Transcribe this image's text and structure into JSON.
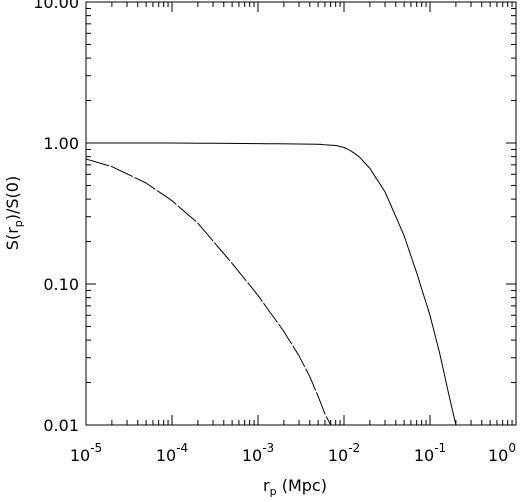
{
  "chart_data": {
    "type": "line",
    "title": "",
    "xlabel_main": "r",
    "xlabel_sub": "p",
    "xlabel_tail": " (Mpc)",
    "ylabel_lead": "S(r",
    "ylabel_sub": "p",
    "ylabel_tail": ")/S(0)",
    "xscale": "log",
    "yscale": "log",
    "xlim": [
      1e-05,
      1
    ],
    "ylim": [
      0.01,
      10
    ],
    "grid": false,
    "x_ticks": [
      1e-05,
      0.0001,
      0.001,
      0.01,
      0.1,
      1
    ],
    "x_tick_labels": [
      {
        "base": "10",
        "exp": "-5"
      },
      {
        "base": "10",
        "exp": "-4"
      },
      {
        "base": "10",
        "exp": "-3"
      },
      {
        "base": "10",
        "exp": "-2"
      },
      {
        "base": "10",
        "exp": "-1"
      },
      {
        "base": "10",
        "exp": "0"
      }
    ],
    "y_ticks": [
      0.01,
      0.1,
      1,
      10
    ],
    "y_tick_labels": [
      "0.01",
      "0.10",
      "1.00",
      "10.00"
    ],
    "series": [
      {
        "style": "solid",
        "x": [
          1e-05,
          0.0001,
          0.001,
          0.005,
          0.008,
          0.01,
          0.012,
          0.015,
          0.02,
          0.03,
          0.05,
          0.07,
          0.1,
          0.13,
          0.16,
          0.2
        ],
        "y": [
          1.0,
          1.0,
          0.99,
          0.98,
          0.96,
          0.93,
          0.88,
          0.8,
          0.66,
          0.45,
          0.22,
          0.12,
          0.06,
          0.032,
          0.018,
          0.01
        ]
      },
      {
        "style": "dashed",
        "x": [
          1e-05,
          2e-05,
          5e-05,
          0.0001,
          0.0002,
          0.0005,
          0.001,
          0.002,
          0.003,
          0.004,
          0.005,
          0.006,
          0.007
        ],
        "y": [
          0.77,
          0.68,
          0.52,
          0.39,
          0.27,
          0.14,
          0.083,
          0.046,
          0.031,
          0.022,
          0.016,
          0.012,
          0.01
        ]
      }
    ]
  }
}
* * *
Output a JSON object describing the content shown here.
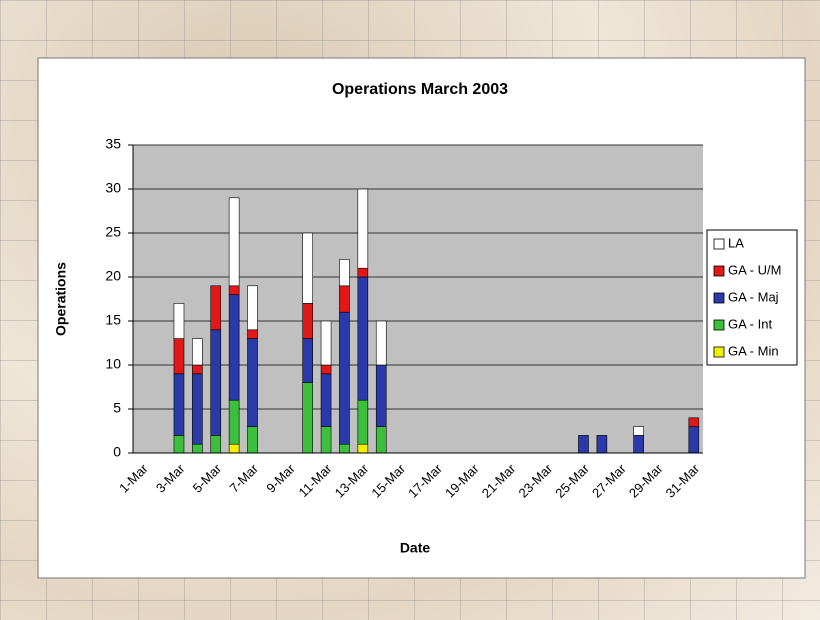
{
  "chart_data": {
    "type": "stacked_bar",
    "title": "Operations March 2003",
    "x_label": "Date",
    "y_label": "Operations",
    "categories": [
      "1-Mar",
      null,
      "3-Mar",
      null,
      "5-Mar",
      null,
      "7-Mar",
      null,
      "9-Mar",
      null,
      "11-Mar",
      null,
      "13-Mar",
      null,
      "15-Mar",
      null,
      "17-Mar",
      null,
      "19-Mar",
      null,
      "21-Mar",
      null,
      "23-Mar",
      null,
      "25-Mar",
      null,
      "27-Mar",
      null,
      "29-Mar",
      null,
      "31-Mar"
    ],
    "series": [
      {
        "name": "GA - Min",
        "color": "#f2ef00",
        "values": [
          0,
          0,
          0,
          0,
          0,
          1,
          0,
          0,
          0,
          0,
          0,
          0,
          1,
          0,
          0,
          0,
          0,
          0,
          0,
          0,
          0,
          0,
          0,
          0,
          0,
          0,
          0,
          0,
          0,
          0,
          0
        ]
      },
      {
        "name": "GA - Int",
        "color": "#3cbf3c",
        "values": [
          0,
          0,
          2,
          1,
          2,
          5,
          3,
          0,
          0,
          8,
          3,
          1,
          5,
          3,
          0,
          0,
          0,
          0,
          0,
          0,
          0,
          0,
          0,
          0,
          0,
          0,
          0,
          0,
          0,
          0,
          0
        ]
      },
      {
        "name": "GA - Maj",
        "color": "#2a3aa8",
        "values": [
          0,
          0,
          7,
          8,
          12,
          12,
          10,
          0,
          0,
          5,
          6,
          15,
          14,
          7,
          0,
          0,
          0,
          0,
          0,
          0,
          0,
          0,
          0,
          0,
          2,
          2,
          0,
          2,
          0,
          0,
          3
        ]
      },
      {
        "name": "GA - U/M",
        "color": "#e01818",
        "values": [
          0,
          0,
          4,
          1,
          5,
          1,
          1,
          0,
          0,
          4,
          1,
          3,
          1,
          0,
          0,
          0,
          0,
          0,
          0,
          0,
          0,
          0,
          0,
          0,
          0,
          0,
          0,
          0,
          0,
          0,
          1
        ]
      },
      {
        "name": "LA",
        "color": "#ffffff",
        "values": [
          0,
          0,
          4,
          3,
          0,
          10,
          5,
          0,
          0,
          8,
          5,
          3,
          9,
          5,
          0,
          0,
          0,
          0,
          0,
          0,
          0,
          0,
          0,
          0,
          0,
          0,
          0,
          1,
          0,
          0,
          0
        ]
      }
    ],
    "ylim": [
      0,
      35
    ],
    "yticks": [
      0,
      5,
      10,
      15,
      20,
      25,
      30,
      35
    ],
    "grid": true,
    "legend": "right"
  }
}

→ **TASK OBJECTIVE**: Gather every line from the listing above in which "name" appears, and copy those lines.

→ **THE REPLY**:
        "name": "GA - Min",
        "name": "GA - Int",
        "name": "GA - Maj",
        "name": "GA - U/M",
        "name": "LA",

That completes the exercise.